AIM OF THE EXERCISE: Can you pull out each line of the data below that includes the word "Teachers"?
Start of DATA LISTING
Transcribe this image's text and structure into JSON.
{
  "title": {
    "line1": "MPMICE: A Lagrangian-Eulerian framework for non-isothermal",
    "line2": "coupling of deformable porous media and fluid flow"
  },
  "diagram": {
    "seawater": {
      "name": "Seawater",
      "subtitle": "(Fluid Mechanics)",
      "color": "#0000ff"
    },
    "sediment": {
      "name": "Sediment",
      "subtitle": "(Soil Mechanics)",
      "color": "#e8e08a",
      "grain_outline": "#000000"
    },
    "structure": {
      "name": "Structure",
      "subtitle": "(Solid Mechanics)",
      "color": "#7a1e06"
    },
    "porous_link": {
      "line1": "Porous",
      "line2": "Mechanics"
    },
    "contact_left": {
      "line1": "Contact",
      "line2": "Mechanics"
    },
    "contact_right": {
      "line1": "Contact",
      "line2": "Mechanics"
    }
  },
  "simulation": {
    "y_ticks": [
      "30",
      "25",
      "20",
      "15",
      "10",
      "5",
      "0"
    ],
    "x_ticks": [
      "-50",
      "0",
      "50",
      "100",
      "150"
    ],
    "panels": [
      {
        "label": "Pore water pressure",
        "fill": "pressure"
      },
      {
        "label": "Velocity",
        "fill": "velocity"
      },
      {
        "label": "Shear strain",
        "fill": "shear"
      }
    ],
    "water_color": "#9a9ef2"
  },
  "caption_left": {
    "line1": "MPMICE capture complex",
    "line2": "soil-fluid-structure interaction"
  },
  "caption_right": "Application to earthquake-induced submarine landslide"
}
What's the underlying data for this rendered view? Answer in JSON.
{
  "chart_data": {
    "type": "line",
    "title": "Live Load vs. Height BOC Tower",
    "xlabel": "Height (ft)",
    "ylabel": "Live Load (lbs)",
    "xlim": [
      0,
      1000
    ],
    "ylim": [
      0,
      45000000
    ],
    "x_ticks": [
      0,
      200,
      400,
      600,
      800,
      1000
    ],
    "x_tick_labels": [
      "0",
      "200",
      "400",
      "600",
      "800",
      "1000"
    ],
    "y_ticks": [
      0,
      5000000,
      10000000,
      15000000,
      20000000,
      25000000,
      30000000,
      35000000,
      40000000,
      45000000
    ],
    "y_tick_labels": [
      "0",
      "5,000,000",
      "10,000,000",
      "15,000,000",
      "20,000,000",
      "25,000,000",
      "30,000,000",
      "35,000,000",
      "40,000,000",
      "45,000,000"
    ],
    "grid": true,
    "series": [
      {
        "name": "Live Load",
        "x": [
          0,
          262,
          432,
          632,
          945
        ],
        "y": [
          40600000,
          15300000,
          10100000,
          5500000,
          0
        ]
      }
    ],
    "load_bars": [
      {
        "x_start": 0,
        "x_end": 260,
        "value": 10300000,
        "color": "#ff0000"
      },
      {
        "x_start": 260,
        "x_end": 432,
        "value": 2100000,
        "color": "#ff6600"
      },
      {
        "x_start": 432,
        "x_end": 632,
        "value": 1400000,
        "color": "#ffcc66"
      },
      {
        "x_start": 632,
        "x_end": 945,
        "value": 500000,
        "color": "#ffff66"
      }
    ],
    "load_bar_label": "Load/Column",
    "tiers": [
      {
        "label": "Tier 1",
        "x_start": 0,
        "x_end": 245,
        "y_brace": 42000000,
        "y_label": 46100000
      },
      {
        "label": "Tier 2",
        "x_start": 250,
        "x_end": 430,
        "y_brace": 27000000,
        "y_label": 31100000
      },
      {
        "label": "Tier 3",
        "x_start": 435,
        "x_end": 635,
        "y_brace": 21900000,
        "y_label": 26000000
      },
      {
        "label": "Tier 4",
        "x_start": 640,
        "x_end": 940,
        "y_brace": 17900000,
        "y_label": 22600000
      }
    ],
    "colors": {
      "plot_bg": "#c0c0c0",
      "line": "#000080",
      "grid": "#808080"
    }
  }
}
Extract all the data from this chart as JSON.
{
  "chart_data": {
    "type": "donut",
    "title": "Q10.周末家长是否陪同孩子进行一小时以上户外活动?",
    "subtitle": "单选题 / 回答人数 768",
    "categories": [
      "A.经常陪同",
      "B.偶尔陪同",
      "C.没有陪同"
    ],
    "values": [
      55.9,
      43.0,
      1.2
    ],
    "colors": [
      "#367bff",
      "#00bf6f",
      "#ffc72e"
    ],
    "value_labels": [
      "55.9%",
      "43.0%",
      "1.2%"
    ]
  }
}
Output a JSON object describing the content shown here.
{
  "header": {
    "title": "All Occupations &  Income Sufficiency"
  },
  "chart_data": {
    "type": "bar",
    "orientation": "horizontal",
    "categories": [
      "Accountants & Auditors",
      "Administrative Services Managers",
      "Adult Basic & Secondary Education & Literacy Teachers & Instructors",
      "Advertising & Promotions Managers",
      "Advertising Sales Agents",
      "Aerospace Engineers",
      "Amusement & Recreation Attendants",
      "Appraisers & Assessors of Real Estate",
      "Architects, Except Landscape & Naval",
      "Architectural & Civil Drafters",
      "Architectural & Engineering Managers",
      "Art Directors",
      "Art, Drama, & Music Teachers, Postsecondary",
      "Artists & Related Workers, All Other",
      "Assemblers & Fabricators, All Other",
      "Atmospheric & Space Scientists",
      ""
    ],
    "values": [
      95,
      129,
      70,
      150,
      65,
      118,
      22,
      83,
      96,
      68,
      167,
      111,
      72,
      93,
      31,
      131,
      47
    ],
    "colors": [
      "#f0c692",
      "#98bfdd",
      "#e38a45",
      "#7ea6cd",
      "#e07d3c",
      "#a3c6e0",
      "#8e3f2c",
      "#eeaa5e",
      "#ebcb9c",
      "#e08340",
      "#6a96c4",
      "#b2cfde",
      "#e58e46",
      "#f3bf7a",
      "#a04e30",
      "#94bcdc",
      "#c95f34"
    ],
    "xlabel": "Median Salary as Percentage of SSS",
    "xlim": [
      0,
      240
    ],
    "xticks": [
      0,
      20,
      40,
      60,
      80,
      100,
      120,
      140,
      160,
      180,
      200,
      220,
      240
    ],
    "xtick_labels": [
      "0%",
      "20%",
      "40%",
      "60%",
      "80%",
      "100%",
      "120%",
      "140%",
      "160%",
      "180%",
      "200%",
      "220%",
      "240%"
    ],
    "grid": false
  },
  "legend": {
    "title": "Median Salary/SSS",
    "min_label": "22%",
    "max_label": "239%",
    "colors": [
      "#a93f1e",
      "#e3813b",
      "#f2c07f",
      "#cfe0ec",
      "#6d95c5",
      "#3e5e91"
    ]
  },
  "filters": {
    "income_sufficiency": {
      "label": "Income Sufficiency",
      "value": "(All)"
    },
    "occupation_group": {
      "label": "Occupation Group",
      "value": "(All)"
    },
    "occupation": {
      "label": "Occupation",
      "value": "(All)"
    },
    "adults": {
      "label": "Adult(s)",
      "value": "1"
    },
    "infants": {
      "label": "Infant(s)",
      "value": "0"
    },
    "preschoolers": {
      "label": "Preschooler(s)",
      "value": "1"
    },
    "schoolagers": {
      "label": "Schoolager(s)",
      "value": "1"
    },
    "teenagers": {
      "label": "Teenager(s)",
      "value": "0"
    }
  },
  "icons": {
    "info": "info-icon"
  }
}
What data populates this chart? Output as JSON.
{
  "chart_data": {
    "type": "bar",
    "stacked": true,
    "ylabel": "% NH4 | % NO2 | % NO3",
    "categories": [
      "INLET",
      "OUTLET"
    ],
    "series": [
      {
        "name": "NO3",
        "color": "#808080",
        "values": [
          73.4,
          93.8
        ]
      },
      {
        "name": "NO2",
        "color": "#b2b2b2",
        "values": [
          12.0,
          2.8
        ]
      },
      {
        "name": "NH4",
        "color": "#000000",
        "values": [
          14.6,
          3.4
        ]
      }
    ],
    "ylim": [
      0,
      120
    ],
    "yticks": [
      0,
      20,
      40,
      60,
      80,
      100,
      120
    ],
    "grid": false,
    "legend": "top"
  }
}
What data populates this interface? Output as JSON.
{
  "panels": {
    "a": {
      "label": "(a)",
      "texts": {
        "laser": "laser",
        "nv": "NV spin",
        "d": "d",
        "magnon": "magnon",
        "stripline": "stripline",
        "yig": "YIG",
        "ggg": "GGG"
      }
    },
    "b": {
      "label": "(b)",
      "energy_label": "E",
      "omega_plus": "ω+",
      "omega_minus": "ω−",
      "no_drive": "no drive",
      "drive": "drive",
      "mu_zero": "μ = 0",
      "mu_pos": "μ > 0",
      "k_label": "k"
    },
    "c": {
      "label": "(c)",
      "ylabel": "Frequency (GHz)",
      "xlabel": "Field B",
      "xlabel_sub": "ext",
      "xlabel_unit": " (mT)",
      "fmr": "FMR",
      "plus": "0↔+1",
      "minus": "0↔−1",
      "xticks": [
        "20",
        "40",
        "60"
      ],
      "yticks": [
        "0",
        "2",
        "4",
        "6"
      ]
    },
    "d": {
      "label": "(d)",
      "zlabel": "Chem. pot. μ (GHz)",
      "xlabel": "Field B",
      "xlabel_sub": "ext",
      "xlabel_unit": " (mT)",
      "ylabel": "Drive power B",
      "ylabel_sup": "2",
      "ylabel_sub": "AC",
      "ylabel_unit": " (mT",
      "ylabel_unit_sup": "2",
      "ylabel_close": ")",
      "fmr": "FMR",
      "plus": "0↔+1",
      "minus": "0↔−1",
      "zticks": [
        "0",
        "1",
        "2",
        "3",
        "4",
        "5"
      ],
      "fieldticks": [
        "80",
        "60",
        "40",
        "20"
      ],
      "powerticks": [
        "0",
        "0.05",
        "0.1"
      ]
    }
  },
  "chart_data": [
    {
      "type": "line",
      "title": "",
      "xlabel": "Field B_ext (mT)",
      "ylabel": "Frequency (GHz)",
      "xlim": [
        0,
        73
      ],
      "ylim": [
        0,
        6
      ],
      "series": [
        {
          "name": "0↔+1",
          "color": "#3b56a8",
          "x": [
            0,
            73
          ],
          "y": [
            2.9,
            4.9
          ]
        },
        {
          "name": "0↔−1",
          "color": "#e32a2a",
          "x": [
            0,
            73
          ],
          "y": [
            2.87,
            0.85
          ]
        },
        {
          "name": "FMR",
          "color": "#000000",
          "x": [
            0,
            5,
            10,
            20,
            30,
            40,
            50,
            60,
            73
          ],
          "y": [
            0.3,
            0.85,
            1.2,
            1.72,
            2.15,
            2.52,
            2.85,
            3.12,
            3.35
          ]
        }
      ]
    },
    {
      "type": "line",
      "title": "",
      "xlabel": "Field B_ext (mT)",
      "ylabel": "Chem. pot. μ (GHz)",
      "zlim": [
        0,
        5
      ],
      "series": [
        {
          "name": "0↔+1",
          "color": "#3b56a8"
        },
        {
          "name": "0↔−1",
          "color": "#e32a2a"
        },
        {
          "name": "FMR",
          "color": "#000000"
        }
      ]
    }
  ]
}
End of DATA LISTING
COMPLETED EXERCISE:
      "Adult Basic & Secondary Education & Literacy Teachers & Instructors",
      "Art, Drama, & Music Teachers, Postsecondary",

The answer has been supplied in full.